» **GIVEN EXERCISE**: From the line containing "Output a JSON" down to the last line of the listing, quote everything word for word, and nothing else, keeping pictures out.

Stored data
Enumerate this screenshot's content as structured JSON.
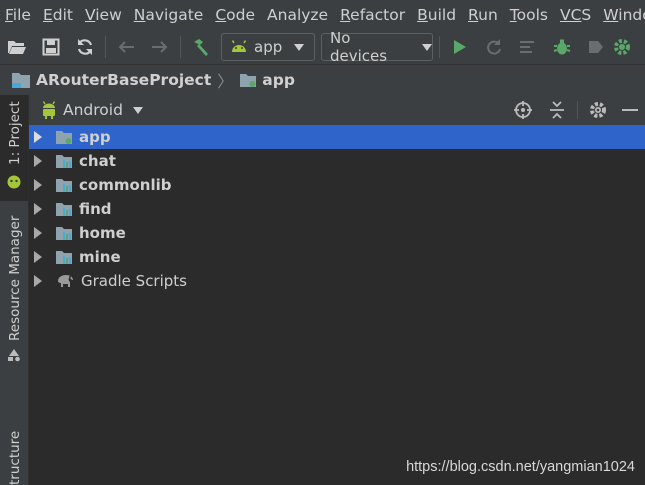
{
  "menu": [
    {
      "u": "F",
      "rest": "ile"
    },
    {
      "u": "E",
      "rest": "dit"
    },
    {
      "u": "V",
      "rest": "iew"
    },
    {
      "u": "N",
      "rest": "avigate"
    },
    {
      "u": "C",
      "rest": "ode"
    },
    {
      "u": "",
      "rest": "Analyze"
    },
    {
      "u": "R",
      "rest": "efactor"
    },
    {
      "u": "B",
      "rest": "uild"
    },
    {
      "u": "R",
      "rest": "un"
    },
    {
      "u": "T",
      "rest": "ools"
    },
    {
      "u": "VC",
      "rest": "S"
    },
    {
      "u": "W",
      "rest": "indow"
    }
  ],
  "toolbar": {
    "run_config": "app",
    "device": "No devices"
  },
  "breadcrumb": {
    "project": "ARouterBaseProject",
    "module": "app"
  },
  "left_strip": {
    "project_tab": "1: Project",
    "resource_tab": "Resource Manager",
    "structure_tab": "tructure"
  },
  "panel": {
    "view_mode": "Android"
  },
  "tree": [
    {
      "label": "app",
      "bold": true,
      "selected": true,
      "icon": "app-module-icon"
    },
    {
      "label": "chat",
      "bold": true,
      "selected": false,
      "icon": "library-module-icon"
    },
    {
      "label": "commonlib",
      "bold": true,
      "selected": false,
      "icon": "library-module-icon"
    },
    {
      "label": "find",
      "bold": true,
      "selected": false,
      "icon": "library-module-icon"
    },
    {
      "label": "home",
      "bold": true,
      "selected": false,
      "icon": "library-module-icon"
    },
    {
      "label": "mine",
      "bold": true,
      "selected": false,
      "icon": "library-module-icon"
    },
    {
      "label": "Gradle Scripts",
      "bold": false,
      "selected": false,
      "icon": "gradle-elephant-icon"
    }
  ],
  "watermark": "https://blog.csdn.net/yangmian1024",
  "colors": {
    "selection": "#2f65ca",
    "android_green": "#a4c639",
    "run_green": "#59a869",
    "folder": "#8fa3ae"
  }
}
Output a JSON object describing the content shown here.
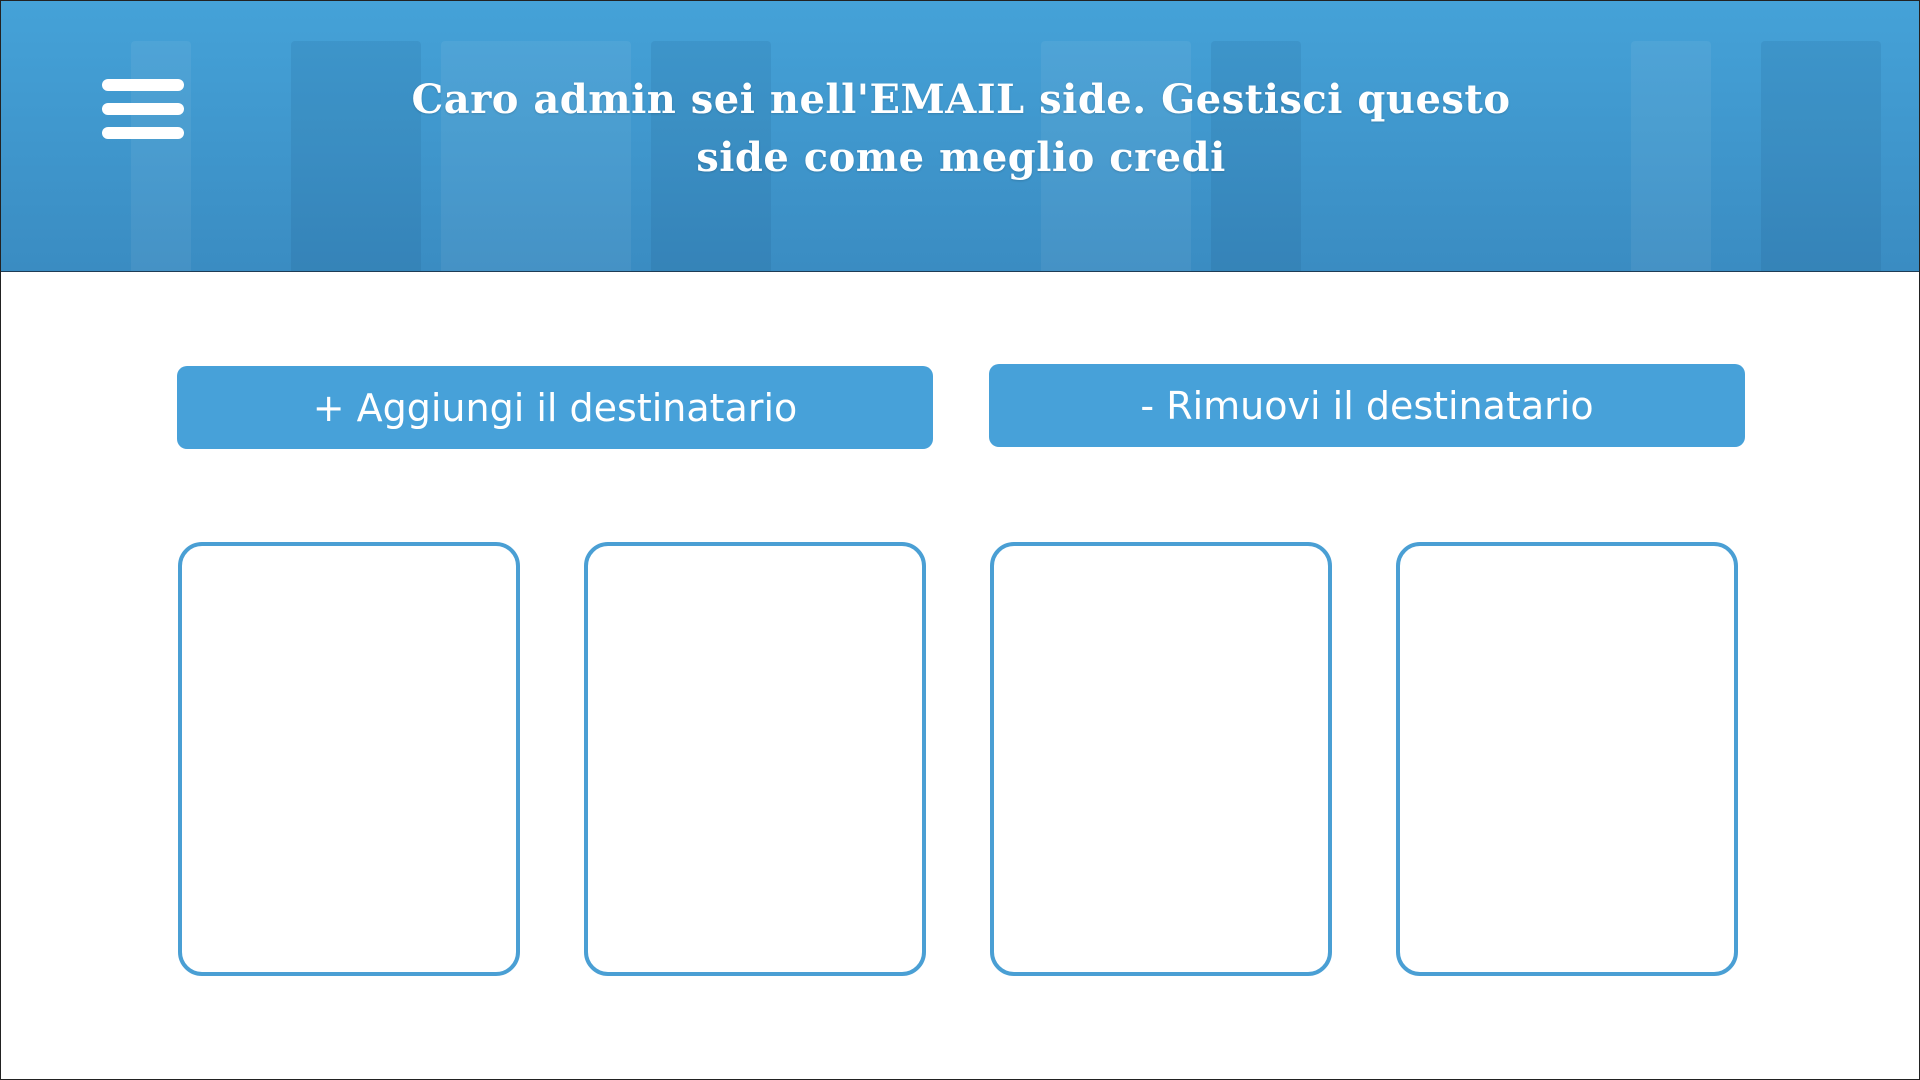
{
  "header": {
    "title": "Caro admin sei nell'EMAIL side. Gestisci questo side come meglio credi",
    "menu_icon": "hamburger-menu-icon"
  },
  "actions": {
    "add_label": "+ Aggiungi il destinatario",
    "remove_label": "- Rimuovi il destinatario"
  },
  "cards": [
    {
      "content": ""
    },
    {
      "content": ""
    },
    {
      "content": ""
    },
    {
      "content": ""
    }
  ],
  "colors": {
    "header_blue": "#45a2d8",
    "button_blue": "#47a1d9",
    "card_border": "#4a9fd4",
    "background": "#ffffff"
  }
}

» **EXPECTED OUTPUT**:
Output a JSON object describing the content shown here.
{
  "header": {
    "title": "Caro admin sei nell'EMAIL side. Gestisci questo side come meglio credi",
    "menu_icon": "hamburger-menu-icon"
  },
  "actions": {
    "add_label": "+ Aggiungi il destinatario",
    "remove_label": "- Rimuovi il destinatario"
  },
  "cards": [
    {
      "content": ""
    },
    {
      "content": ""
    },
    {
      "content": ""
    },
    {
      "content": ""
    }
  ],
  "colors": {
    "header_blue": "#45a2d8",
    "button_blue": "#47a1d9",
    "card_border": "#4a9fd4",
    "background": "#ffffff"
  }
}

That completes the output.